# start of Data to process

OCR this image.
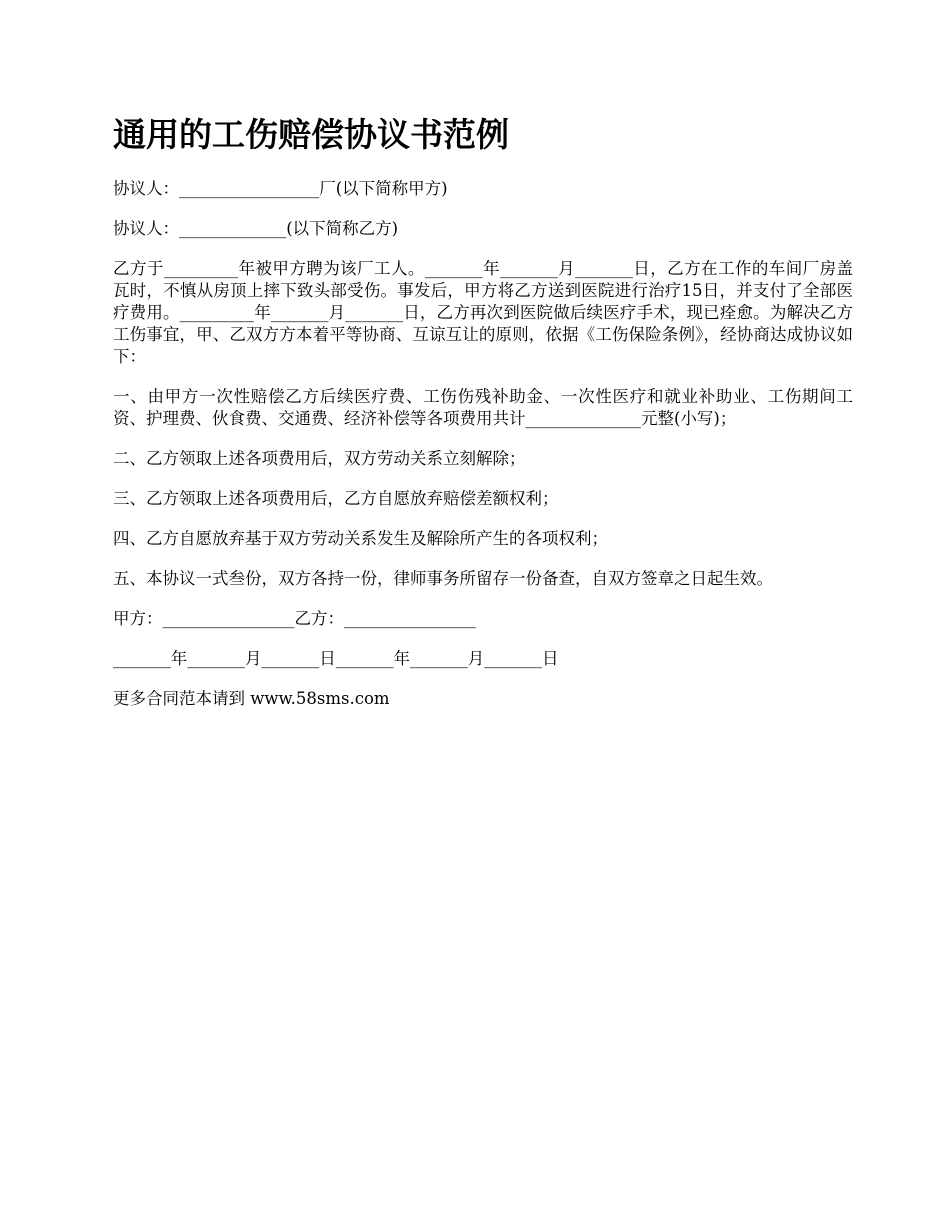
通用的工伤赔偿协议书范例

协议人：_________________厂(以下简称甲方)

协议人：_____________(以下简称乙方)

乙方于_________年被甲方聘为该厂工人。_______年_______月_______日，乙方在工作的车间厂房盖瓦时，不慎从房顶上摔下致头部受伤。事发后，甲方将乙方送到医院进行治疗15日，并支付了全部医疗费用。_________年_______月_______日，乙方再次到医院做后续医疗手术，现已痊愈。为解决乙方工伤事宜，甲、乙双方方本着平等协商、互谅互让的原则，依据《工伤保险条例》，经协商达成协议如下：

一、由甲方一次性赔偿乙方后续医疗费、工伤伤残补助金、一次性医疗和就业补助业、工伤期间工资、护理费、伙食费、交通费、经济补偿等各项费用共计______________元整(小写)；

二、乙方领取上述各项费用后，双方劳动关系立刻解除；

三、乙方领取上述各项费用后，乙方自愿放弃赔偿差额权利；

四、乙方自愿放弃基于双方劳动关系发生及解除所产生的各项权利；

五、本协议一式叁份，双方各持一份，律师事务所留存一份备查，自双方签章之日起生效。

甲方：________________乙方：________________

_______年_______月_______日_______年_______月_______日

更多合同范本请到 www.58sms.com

# end of Data to process

Each record above must be returned exactly as written, with its pictures omitted.

(Solution)
OCR this image.
通用的工伤赔偿协议书范例

协议人：_________________厂(以下简称甲方)

协议人：_____________(以下简称乙方)

乙方于_________年被甲方聘为该厂工人。_______年_______月_______日，乙方在工作的车间厂房盖瓦时，不慎从房顶上摔下致头部受伤。事发后，甲方将乙方送到医院进行治疗15日，并支付了全部医疗费用。_________年_______月_______日，乙方再次到医院做后续医疗手术，现已痊愈。为解决乙方工伤事宜，甲、乙双方方本着平等协商、互谅互让的原则，依据《工伤保险条例》，经协商达成协议如下：

一、由甲方一次性赔偿乙方后续医疗费、工伤伤残补助金、一次性医疗和就业补助业、工伤期间工资、护理费、伙食费、交通费、经济补偿等各项费用共计______________元整(小写)；

二、乙方领取上述各项费用后，双方劳动关系立刻解除；

三、乙方领取上述各项费用后，乙方自愿放弃赔偿差额权利；

四、乙方自愿放弃基于双方劳动关系发生及解除所产生的各项权利；

五、本协议一式叁份，双方各持一份，律师事务所留存一份备查，自双方签章之日起生效。

甲方：________________乙方：________________

_______年_______月_______日_______年_______月_______日

更多合同范本请到 www.58sms.com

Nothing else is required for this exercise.